## Problem description
Check each line of the records below for the word "with" and copy those where it appears.

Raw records
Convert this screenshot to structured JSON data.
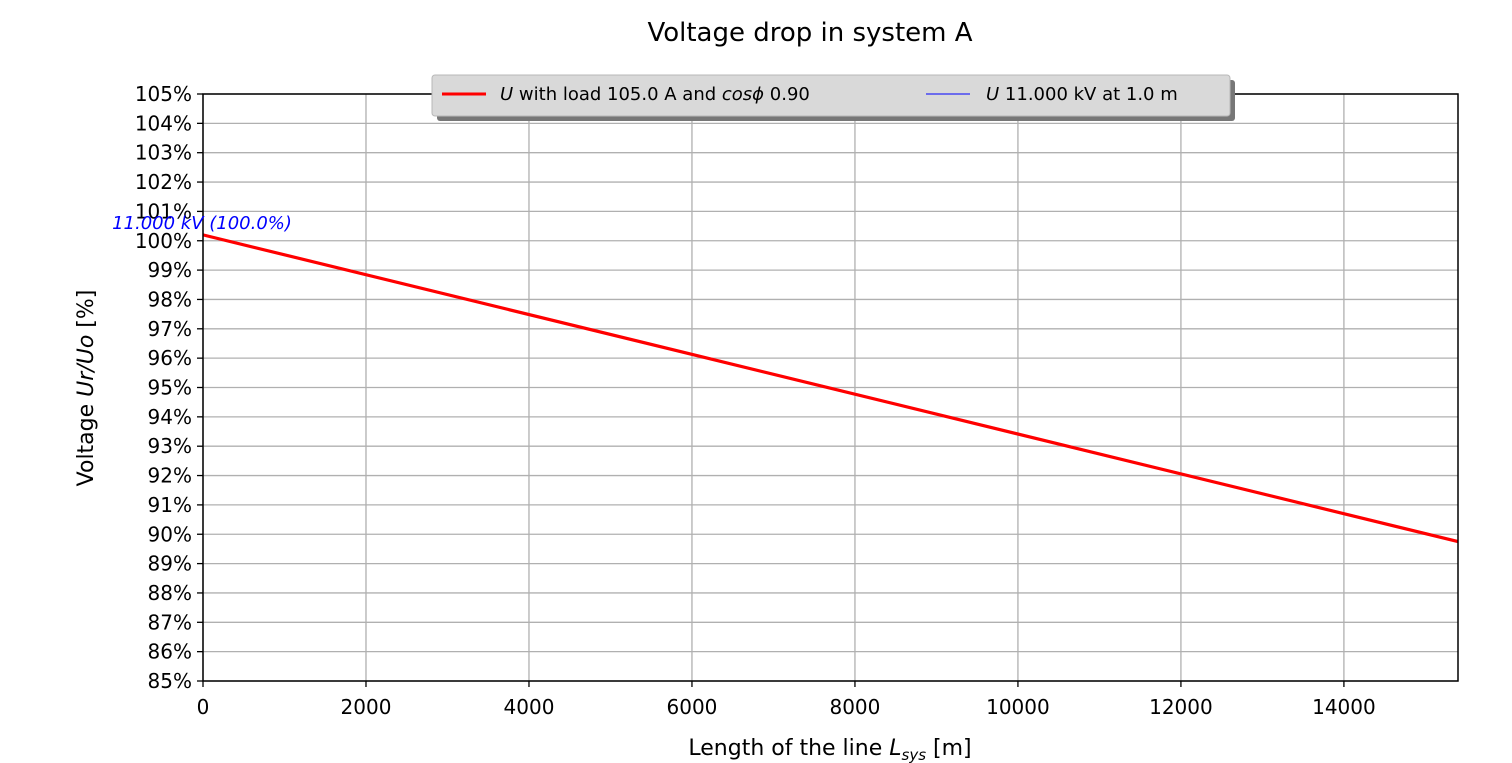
{
  "chart_data": {
    "type": "line",
    "title": "Voltage drop in system A",
    "xlabel_main": "Length of the line ",
    "xlabel_var": "L",
    "xlabel_sub": "sys",
    "xlabel_unit": " [m]",
    "ylabel_main": "Voltage ",
    "ylabel_expr": "Ur/Uo",
    "ylabel_unit": " [%]",
    "xlim": [
      0,
      15400
    ],
    "ylim": [
      85,
      105
    ],
    "x_ticks": [
      0,
      2000,
      4000,
      6000,
      8000,
      10000,
      12000,
      14000
    ],
    "y_ticks": [
      85,
      86,
      87,
      88,
      89,
      90,
      91,
      92,
      93,
      94,
      95,
      96,
      97,
      98,
      99,
      100,
      101,
      102,
      103,
      104,
      105
    ],
    "y_tick_suffix": "%",
    "grid": true,
    "legend_position": "top-center",
    "series": [
      {
        "name": "U with load 105.0 A and cosϕ 0.90",
        "legend_var": "U",
        "legend_mid": " with load 105.0 A and ",
        "legend_cos": "cosϕ",
        "legend_tail": " 0.90",
        "color": "#ff0000",
        "x": [
          0,
          15400
        ],
        "y": [
          100.2,
          89.75
        ]
      },
      {
        "name": "U 11.000 kV at 1.0 m",
        "legend_var": "U",
        "legend_tail": " 11.000 kV at 1.0 m",
        "color": "#0000ff"
      }
    ],
    "annotation": {
      "text": "11.000 kV (100.0%)",
      "color": "#0000ff"
    }
  }
}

## The completed task
        "name": "U with load 105.0 A and cosϕ 0.90",
        "legend_mid": " with load 105.0 A and ",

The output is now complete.